(Exercise objective) Would you repeat the listing exactly but omit every picture?
>>>
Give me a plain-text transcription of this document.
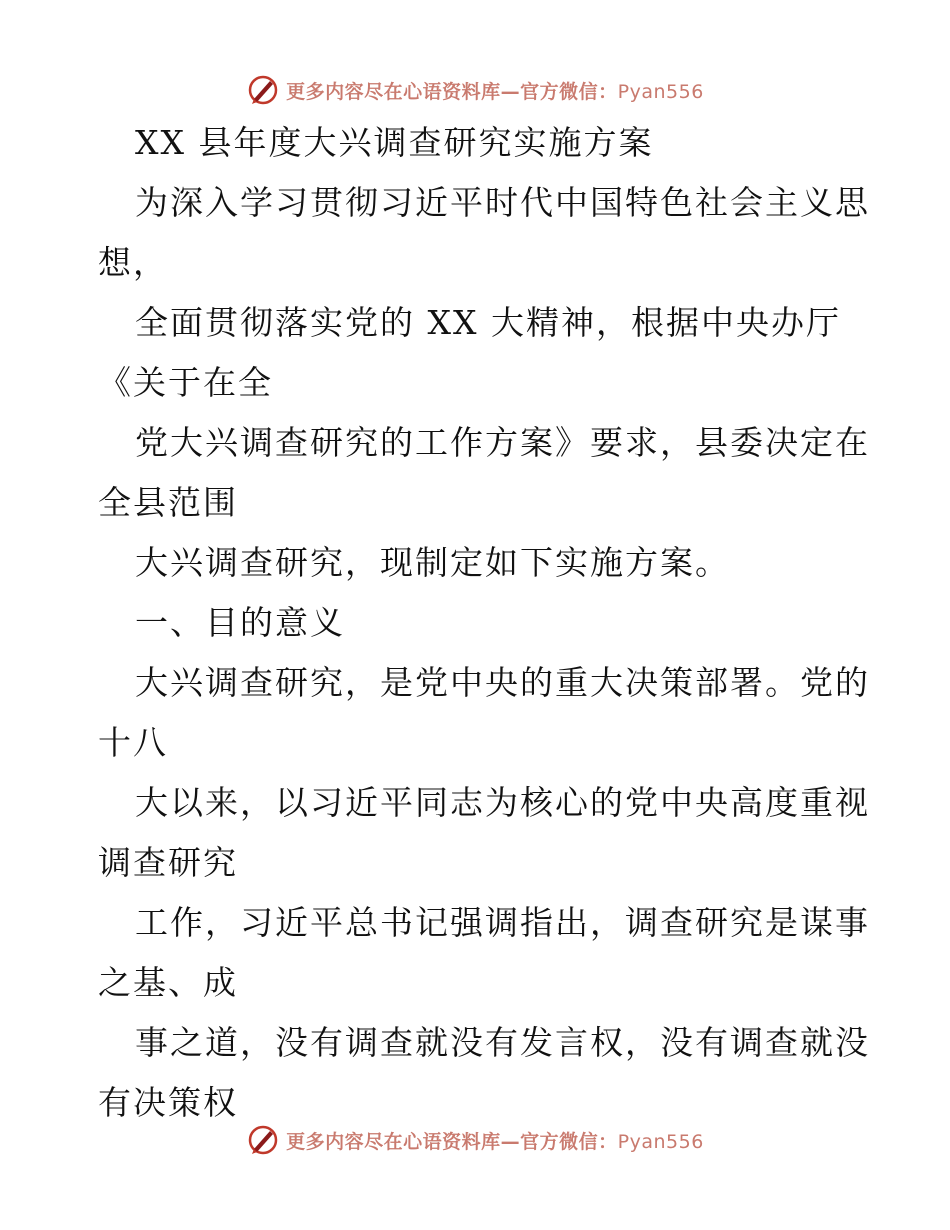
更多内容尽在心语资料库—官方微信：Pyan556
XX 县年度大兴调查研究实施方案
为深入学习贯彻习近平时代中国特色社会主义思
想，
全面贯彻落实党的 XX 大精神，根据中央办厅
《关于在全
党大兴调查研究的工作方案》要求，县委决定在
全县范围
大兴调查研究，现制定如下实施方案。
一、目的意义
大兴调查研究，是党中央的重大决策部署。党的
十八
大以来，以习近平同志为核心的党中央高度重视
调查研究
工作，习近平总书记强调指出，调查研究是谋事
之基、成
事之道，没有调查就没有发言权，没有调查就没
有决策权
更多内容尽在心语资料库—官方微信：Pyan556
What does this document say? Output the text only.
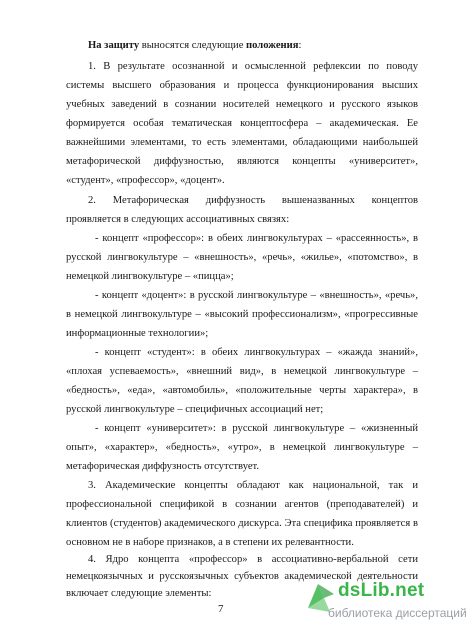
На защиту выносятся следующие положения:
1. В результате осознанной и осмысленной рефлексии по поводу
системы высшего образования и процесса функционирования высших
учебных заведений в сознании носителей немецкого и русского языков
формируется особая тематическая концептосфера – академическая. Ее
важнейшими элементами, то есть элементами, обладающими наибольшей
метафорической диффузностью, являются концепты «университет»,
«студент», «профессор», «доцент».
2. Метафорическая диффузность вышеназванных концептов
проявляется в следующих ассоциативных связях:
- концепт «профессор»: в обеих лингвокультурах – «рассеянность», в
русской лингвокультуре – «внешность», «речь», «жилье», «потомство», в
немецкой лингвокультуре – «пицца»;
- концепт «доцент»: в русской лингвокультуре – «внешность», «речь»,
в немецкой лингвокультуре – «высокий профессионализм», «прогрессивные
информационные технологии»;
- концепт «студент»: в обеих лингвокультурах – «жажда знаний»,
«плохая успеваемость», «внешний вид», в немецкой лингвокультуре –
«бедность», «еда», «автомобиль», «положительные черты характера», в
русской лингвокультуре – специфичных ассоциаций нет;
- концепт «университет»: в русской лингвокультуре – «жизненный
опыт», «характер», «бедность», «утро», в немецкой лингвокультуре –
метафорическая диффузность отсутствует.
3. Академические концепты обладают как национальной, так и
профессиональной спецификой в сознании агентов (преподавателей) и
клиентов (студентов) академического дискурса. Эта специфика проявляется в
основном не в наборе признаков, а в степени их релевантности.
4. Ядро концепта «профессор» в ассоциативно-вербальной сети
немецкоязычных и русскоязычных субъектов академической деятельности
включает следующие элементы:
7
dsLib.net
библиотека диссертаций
<<<
(Result of the exercise)
Give me a plain-text transcription of this document.
更多内容尽在心语资料库—官方微信：Pyan556
XX 县年度大兴调查研究实施方案
为深入学习贯彻习近平时代中国特色社会主义思
想，
全面贯彻落实党的 XX 大精神，根据中央办厅
《关于在全
党大兴调查研究的工作方案》要求，县委决定在
全县范围
大兴调查研究，现制定如下实施方案。
一、目的意义
大兴调查研究，是党中央的重大决策部署。党的
十八
大以来，以习近平同志为核心的党中央高度重视
调查研究
工作，习近平总书记强调指出，调查研究是谋事
之基、成
事之道，没有调查就没有发言权，没有调查就没
有决策权
更多内容尽在心语资料库—官方微信：Pyan556
What does this document say? Output the text only.
На защиту выносятся следующие положения:
1. В результате осознанной и осмысленной рефлексии по поводу
системы высшего образования и процесса функционирования высших
учебных заведений в сознании носителей немецкого и русского языков
формируется особая тематическая концептосфера – академическая. Ее
важнейшими элементами, то есть элементами, обладающими наибольшей
метафорической диффузностью, являются концепты «университет»,
«студент», «профессор», «доцент».
2. Метафорическая диффузность вышеназванных концептов
проявляется в следующих ассоциативных связях:
- концепт «профессор»: в обеих лингвокультурах – «рассеянность», в
русской лингвокультуре – «внешность», «речь», «жилье», «потомство», в
немецкой лингвокультуре – «пицца»;
- концепт «доцент»: в русской лингвокультуре – «внешность», «речь»,
в немецкой лингвокультуре – «высокий профессионализм», «прогрессивные
информационные технологии»;
- концепт «студент»: в обеих лингвокультурах – «жажда знаний»,
«плохая успеваемость», «внешний вид», в немецкой лингвокультуре –
«бедность», «еда», «автомобиль», «положительные черты характера», в
русской лингвокультуре – специфичных ассоциаций нет;
- концепт «университет»: в русской лингвокультуре – «жизненный
опыт», «характер», «бедность», «утро», в немецкой лингвокультуре –
метафорическая диффузность отсутствует.
3. Академические концепты обладают как национальной, так и
профессиональной спецификой в сознании агентов (преподавателей) и
клиентов (студентов) академического дискурса. Эта специфика проявляется в
основном не в наборе признаков, а в степени их релевантности.
4. Ядро концепта «профессор» в ассоциативно-вербальной сети
немецкоязычных и русскоязычных субъектов академической деятельности
включает следующие элементы:
7
dsLib.net
библиотека диссертаций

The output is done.